▸ THE REQUEST
Count the lines in the records below that contain the word "Substance", and reply with only that number.

▸ RECORD EXTRACTS
******

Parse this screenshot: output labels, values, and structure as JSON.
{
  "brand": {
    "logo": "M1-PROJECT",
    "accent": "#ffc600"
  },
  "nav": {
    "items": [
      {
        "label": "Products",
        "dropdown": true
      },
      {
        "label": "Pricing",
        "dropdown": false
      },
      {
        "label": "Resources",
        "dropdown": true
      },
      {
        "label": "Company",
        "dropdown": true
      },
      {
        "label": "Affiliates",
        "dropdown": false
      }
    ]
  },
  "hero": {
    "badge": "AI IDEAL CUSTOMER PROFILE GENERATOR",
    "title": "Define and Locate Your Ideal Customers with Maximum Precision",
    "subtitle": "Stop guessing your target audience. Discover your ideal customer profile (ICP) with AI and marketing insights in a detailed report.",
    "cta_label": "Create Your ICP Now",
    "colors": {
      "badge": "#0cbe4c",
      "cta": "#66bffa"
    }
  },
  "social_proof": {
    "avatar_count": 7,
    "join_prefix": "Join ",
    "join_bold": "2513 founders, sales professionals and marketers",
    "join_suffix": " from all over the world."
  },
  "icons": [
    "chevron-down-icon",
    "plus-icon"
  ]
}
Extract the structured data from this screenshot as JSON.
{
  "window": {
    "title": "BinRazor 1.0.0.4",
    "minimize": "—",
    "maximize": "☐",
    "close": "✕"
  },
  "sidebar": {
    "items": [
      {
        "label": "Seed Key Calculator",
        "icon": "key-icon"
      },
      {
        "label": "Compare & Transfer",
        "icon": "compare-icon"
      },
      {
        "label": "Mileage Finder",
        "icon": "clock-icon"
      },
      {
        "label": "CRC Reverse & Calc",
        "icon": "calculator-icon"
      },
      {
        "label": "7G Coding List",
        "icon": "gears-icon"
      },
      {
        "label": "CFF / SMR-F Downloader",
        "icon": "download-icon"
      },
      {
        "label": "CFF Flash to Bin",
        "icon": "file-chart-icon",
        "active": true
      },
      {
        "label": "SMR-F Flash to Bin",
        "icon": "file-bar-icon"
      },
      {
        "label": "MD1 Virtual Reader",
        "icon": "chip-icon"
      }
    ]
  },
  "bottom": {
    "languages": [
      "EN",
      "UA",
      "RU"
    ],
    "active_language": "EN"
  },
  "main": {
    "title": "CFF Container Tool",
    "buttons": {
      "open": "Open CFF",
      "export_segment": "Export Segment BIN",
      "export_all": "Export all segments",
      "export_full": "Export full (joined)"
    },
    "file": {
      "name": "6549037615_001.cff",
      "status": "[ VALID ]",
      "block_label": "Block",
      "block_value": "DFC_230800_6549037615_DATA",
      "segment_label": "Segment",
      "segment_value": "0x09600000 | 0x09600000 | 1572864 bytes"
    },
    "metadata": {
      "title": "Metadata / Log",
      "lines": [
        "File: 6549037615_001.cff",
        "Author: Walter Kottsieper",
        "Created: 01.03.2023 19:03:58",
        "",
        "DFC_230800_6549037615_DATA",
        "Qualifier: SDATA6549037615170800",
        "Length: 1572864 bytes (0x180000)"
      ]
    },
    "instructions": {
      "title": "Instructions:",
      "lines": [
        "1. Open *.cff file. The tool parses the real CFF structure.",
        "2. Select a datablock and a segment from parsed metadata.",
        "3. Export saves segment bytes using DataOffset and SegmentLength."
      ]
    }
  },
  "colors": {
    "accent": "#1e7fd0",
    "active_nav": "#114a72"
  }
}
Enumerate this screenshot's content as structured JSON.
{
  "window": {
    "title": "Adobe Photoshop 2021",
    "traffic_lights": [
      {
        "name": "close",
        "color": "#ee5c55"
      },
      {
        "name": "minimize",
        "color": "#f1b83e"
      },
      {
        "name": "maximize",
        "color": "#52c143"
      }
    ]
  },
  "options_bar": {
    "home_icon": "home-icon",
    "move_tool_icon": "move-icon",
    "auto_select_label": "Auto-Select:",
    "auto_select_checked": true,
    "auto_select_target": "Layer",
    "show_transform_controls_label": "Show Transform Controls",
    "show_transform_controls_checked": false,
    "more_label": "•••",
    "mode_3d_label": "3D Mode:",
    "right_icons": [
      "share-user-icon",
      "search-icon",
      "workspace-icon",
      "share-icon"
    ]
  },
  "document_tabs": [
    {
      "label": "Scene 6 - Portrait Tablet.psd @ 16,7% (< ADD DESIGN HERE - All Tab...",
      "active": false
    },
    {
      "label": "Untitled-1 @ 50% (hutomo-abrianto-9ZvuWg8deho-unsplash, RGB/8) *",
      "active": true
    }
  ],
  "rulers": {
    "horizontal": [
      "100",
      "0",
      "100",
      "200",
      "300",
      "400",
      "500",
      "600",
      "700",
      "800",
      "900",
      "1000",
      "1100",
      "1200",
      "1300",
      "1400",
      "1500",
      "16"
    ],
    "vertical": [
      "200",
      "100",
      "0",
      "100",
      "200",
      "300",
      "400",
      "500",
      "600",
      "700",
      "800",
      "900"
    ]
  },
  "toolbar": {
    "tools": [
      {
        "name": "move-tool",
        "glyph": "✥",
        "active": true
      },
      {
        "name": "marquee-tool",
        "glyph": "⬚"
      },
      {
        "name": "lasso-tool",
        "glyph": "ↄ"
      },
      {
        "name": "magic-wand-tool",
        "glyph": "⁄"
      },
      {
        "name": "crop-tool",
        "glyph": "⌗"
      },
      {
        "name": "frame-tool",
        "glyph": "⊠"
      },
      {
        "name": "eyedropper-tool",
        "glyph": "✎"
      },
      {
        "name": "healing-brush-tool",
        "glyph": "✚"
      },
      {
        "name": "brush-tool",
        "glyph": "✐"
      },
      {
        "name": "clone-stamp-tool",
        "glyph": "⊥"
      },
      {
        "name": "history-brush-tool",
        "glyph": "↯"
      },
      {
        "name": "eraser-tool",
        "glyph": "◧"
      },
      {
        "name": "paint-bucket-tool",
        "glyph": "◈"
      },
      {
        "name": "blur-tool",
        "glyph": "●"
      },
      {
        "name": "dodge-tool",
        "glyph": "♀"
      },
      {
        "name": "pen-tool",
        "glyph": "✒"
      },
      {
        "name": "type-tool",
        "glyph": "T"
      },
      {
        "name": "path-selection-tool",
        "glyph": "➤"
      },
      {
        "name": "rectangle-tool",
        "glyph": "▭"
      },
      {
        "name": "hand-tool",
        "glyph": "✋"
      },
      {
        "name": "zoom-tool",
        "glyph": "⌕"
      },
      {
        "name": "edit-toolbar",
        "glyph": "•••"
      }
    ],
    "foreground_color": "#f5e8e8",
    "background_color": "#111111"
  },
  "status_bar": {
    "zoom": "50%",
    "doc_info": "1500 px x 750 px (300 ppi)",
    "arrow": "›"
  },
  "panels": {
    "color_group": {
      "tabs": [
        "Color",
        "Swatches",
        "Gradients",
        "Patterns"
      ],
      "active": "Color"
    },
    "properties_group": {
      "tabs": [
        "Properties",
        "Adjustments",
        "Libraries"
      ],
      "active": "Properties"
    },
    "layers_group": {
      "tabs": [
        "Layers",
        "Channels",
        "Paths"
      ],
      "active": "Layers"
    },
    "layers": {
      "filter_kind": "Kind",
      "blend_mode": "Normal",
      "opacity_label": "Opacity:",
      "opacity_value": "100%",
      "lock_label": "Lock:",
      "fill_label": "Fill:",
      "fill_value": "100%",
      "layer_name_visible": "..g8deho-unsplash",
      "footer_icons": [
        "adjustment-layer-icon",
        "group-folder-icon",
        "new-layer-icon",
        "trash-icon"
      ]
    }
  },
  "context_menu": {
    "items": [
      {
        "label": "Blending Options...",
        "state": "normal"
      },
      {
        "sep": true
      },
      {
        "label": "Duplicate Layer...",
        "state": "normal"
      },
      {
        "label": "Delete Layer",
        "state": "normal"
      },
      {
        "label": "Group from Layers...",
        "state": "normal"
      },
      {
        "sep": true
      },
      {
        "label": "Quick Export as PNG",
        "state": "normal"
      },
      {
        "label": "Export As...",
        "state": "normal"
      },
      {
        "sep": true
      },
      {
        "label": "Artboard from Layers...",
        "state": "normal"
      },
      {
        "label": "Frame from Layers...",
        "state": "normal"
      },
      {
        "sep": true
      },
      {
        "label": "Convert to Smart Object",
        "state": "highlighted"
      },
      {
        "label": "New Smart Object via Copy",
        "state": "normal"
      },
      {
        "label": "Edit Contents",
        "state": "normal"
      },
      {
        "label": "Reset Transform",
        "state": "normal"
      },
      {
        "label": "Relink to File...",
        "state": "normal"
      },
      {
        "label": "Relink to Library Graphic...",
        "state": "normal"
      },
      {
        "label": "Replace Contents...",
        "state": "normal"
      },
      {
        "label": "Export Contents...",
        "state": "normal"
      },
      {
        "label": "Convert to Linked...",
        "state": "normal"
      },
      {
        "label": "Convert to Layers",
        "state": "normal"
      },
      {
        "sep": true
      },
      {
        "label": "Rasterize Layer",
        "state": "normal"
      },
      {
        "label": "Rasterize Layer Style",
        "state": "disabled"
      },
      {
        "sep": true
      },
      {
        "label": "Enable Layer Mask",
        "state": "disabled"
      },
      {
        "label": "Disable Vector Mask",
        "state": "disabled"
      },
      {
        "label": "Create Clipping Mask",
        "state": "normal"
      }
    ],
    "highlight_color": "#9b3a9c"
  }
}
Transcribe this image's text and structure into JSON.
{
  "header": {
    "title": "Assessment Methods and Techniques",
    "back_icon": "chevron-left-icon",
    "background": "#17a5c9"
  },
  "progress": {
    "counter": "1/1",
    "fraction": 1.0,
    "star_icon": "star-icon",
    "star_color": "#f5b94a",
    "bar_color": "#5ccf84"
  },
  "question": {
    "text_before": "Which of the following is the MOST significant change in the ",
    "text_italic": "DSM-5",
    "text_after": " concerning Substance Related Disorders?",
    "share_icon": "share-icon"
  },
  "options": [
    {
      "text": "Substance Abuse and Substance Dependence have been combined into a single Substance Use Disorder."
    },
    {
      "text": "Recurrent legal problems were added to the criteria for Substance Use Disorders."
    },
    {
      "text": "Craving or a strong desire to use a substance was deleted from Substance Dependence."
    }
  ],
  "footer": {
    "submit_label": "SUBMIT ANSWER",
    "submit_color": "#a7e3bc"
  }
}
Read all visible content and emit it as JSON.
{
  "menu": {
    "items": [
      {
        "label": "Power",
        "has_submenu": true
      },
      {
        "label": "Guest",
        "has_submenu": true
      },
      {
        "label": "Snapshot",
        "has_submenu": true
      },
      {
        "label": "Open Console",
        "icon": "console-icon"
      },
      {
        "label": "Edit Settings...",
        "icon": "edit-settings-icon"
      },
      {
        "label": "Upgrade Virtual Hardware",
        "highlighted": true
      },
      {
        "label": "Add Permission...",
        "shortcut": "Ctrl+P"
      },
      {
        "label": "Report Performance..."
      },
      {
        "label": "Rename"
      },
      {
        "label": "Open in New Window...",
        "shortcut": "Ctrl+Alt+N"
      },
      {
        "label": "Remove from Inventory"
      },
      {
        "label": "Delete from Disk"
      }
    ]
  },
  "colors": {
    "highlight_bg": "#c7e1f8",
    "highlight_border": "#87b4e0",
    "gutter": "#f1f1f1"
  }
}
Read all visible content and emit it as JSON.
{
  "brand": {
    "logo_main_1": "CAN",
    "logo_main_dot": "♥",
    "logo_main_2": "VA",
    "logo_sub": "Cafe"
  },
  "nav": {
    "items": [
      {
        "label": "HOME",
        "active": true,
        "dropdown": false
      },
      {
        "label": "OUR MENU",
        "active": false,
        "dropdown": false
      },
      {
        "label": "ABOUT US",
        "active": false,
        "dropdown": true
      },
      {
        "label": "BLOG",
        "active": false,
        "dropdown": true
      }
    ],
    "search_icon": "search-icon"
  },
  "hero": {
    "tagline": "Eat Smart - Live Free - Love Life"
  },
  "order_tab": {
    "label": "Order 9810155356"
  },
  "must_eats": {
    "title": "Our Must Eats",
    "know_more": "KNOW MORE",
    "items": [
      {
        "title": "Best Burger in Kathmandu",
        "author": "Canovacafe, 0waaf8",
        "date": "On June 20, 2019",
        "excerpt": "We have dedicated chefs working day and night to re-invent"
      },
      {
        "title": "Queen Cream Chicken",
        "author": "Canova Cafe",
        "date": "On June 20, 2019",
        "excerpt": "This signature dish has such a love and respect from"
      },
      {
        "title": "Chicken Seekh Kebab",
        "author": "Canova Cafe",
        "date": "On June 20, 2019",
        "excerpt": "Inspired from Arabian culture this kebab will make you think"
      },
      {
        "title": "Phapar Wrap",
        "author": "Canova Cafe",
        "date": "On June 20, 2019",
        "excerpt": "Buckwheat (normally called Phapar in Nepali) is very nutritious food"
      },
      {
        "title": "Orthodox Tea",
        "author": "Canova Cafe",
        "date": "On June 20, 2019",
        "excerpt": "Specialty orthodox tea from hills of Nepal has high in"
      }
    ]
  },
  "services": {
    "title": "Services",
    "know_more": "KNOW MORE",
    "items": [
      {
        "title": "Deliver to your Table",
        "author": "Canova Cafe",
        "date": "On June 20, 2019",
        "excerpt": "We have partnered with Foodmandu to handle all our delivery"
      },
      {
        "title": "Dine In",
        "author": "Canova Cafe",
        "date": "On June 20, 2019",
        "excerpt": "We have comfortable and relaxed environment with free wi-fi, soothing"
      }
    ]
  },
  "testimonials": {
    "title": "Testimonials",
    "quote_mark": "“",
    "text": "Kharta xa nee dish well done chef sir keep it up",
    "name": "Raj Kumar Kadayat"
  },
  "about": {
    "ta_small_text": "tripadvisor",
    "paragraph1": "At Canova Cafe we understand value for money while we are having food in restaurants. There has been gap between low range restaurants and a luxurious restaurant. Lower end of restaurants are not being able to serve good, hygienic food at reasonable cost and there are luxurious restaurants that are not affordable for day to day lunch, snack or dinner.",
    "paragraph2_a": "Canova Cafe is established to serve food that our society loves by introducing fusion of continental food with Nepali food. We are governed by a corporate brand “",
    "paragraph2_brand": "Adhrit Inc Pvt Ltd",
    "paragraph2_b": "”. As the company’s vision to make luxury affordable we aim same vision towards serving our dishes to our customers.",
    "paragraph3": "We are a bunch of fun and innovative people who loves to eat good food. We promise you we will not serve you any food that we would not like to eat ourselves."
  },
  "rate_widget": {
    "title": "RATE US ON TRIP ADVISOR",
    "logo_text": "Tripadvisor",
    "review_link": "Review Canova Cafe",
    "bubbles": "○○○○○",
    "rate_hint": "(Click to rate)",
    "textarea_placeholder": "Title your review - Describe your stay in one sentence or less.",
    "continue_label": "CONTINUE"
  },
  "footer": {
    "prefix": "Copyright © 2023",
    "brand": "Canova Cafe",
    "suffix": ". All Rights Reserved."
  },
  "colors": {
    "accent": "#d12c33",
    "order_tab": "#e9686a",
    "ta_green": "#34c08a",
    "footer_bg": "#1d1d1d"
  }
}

******

▸ FULL SOLUTION
4